• [Written instruction] Reproduce the listing that follows with no differences at all.

(Stored data)

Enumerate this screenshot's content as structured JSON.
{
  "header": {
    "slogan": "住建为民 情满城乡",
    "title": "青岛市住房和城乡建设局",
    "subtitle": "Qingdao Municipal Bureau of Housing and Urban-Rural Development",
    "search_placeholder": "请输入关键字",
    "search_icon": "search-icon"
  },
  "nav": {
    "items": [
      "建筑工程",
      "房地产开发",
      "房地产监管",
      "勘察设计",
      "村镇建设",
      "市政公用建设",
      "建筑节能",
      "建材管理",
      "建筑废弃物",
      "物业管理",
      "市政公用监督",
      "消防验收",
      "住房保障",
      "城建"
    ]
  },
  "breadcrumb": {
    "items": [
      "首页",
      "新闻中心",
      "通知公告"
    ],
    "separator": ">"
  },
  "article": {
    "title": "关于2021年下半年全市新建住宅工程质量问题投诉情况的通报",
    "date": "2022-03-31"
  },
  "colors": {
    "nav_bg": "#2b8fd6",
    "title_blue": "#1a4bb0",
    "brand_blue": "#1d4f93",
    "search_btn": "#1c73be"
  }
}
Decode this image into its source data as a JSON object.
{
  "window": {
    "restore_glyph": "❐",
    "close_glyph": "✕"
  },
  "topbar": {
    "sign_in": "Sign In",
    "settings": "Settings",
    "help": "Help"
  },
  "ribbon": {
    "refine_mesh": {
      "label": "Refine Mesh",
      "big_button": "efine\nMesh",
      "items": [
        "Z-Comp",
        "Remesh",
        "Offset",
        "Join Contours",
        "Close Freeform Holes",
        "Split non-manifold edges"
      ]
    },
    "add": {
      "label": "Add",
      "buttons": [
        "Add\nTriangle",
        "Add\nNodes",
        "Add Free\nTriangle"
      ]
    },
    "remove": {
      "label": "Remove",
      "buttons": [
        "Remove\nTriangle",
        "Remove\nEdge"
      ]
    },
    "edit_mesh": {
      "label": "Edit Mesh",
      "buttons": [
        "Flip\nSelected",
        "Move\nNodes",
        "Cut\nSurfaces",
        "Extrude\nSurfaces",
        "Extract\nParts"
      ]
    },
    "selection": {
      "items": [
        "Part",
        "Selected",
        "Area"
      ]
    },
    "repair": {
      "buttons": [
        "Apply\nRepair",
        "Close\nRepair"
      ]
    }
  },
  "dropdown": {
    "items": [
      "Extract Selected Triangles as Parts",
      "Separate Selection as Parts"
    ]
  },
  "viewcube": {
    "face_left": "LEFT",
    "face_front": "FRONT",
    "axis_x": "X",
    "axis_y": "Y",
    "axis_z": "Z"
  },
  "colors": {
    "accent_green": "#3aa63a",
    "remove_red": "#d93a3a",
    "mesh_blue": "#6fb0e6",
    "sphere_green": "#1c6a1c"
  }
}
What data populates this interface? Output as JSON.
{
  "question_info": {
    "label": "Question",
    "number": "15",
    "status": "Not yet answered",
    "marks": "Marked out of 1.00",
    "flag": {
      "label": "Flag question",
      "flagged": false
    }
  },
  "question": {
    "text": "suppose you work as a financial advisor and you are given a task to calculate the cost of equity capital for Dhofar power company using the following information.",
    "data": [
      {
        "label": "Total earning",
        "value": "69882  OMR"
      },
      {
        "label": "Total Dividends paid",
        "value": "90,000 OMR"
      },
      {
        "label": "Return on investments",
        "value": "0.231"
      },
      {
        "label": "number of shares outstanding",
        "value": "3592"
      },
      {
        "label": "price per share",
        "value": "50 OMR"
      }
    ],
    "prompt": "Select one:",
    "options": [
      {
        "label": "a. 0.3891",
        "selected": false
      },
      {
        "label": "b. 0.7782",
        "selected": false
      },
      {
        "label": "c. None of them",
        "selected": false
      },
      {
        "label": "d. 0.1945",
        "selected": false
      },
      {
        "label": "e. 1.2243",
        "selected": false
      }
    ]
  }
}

• [Solution for this exercise]
Enumerate this screenshot's content as structured JSON.
{
  "header": {
    "slogan": "住建为民 情满城乡",
    "title": "青岛市住房和城乡建设局",
    "subtitle": "Qingdao Municipal Bureau of Housing and Urban-Rural Development",
    "search_placeholder": "请输入关键字",
    "search_icon": "search-icon"
  },
  "nav": {
    "items": [
      "建筑工程",
      "房地产开发",
      "房地产监管",
      "勘察设计",
      "村镇建设",
      "市政公用建设",
      "建筑节能",
      "建材管理",
      "建筑废弃物",
      "物业管理",
      "市政公用监督",
      "消防验收",
      "住房保障",
      "城建"
    ]
  },
  "breadcrumb": {
    "items": [
      "首页",
      "新闻中心",
      "通知公告"
    ],
    "separator": ">"
  },
  "article": {
    "title": "关于2021年下半年全市新建住宅工程质量问题投诉情况的通报",
    "date": "2022-03-31"
  },
  "colors": {
    "nav_bg": "#2b8fd6",
    "title_blue": "#1a4bb0",
    "brand_blue": "#1d4f93",
    "search_btn": "#1c73be"
  }
}
Decode this image into its source data as a JSON object.
{
  "window": {
    "restore_glyph": "❐",
    "close_glyph": "✕"
  },
  "topbar": {
    "sign_in": "Sign In",
    "settings": "Settings",
    "help": "Help"
  },
  "ribbon": {
    "refine_mesh": {
      "label": "Refine Mesh",
      "big_button": "efine\nMesh",
      "items": [
        "Z-Comp",
        "Remesh",
        "Offset",
        "Join Contours",
        "Close Freeform Holes",
        "Split non-manifold edges"
      ]
    },
    "add": {
      "label": "Add",
      "buttons": [
        "Add\nTriangle",
        "Add\nNodes",
        "Add Free\nTriangle"
      ]
    },
    "remove": {
      "label": "Remove",
      "buttons": [
        "Remove\nTriangle",
        "Remove\nEdge"
      ]
    },
    "edit_mesh": {
      "label": "Edit Mesh",
      "buttons": [
        "Flip\nSelected",
        "Move\nNodes",
        "Cut\nSurfaces",
        "Extrude\nSurfaces",
        "Extract\nParts"
      ]
    },
    "selection": {
      "items": [
        "Part",
        "Selected",
        "Area"
      ]
    },
    "repair": {
      "buttons": [
        "Apply\nRepair",
        "Close\nRepair"
      ]
    }
  },
  "dropdown": {
    "items": [
      "Extract Selected Triangles as Parts",
      "Separate Selection as Parts"
    ]
  },
  "viewcube": {
    "face_left": "LEFT",
    "face_front": "FRONT",
    "axis_x": "X",
    "axis_y": "Y",
    "axis_z": "Z"
  },
  "colors": {
    "accent_green": "#3aa63a",
    "remove_red": "#d93a3a",
    "mesh_blue": "#6fb0e6",
    "sphere_green": "#1c6a1c"
  }
}
What data populates this interface? Output as JSON.
{
  "question_info": {
    "label": "Question",
    "number": "15",
    "status": "Not yet answered",
    "marks": "Marked out of 1.00",
    "flag": {
      "label": "Flag question",
      "flagged": false
    }
  },
  "question": {
    "text": "suppose you work as a financial advisor and you are given a task to calculate the cost of equity capital for Dhofar power company using the following information.",
    "data": [
      {
        "label": "Total earning",
        "value": "69882  OMR"
      },
      {
        "label": "Total Dividends paid",
        "value": "90,000 OMR"
      },
      {
        "label": "Return on investments",
        "value": "0.231"
      },
      {
        "label": "number of shares outstanding",
        "value": "3592"
      },
      {
        "label": "price per share",
        "value": "50 OMR"
      }
    ],
    "prompt": "Select one:",
    "options": [
      {
        "label": "a. 0.3891",
        "selected": false
      },
      {
        "label": "b. 0.7782",
        "selected": false
      },
      {
        "label": "c. None of them",
        "selected": false
      },
      {
        "label": "d. 0.1945",
        "selected": false
      },
      {
        "label": "e. 1.2243",
        "selected": false
      }
    ]
  }
}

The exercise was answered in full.